Written problem: Omit all pictures and give the records below again exactly as written.

Stored data entries:
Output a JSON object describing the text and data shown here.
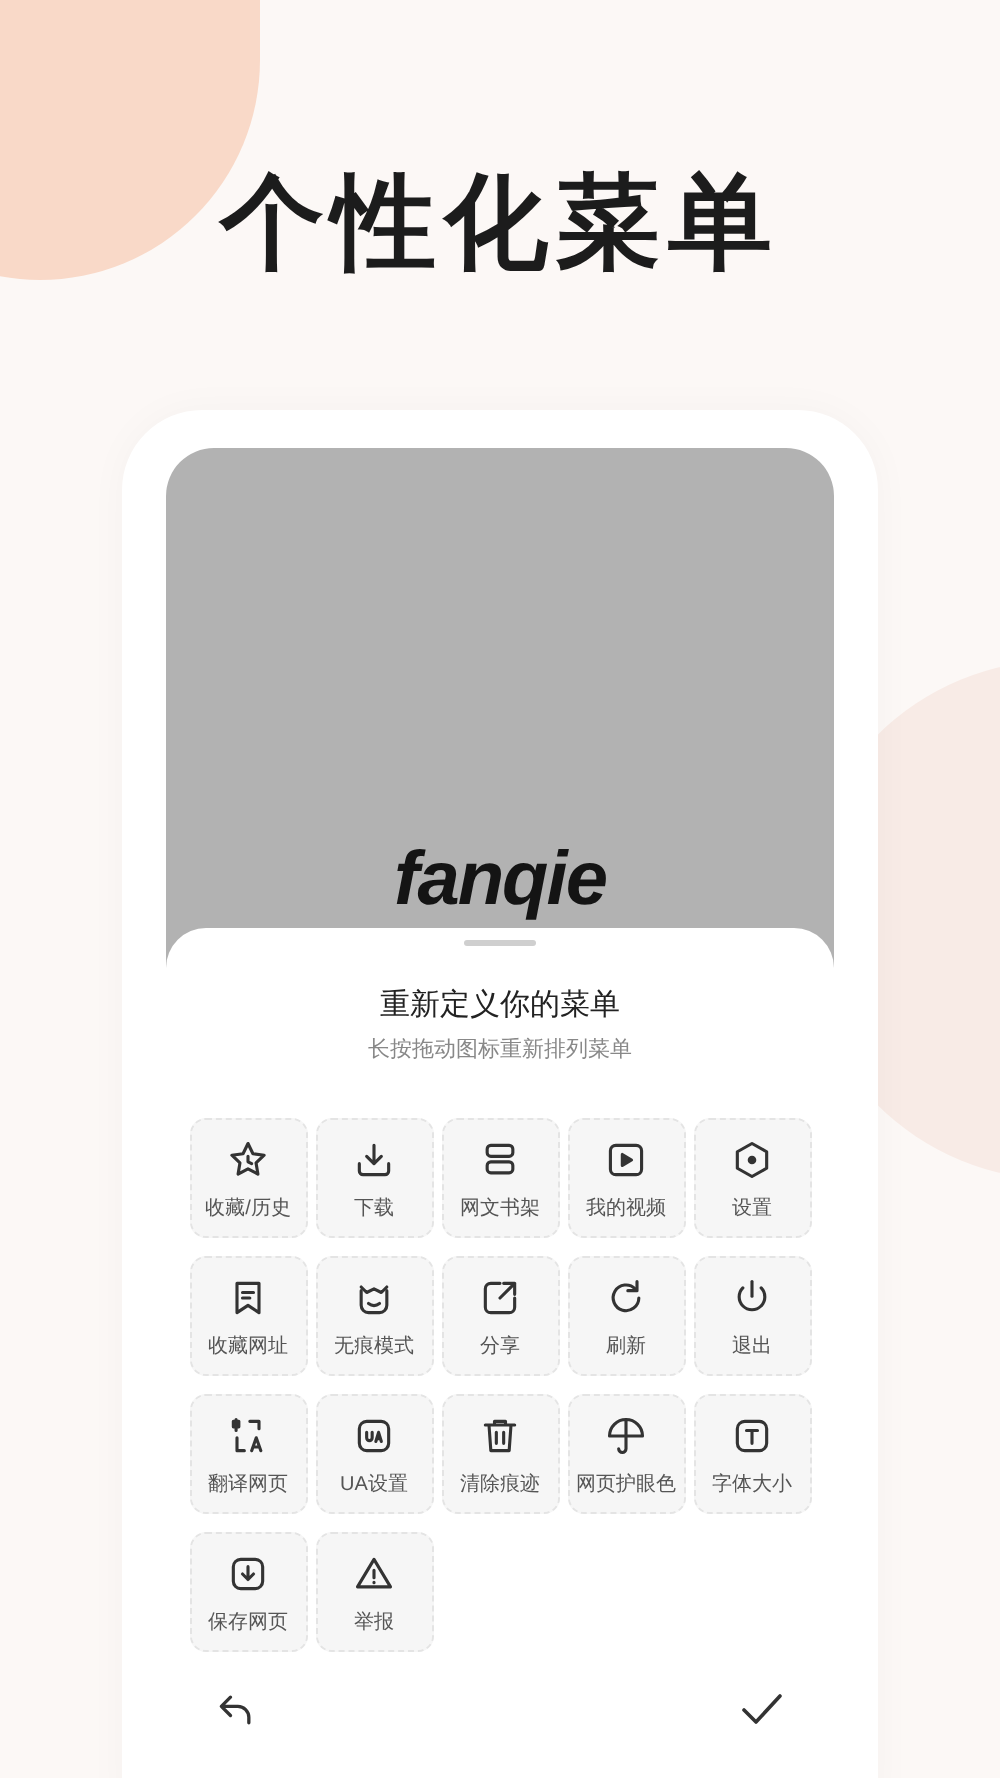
{
  "headline": "个性化菜单",
  "logo": "fanqie",
  "sheet": {
    "title": "重新定义你的菜单",
    "subtitle": "长按拖动图标重新排列菜单"
  },
  "menu_items": [
    {
      "label": "收藏/历史"
    },
    {
      "label": "下载"
    },
    {
      "label": "网文书架"
    },
    {
      "label": "我的视频"
    },
    {
      "label": "设置"
    },
    {
      "label": "收藏网址"
    },
    {
      "label": "无痕模式"
    },
    {
      "label": "分享"
    },
    {
      "label": "刷新"
    },
    {
      "label": "退出"
    },
    {
      "label": "翻译网页"
    },
    {
      "label": "UA设置"
    },
    {
      "label": "清除痕迹"
    },
    {
      "label": "网页护眼色"
    },
    {
      "label": "字体大小"
    },
    {
      "label": "保存网页"
    },
    {
      "label": "举报"
    }
  ]
}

Exercise response:
Output a JSON object describing the text and data shown here.
{
  "headline": "个性化菜单",
  "logo": "fanqie",
  "sheet": {
    "title": "重新定义你的菜单",
    "subtitle": "长按拖动图标重新排列菜单"
  },
  "menu_items": [
    {
      "label": "收藏/历史"
    },
    {
      "label": "下载"
    },
    {
      "label": "网文书架"
    },
    {
      "label": "我的视频"
    },
    {
      "label": "设置"
    },
    {
      "label": "收藏网址"
    },
    {
      "label": "无痕模式"
    },
    {
      "label": "分享"
    },
    {
      "label": "刷新"
    },
    {
      "label": "退出"
    },
    {
      "label": "翻译网页"
    },
    {
      "label": "UA设置"
    },
    {
      "label": "清除痕迹"
    },
    {
      "label": "网页护眼色"
    },
    {
      "label": "字体大小"
    },
    {
      "label": "保存网页"
    },
    {
      "label": "举报"
    }
  ]
}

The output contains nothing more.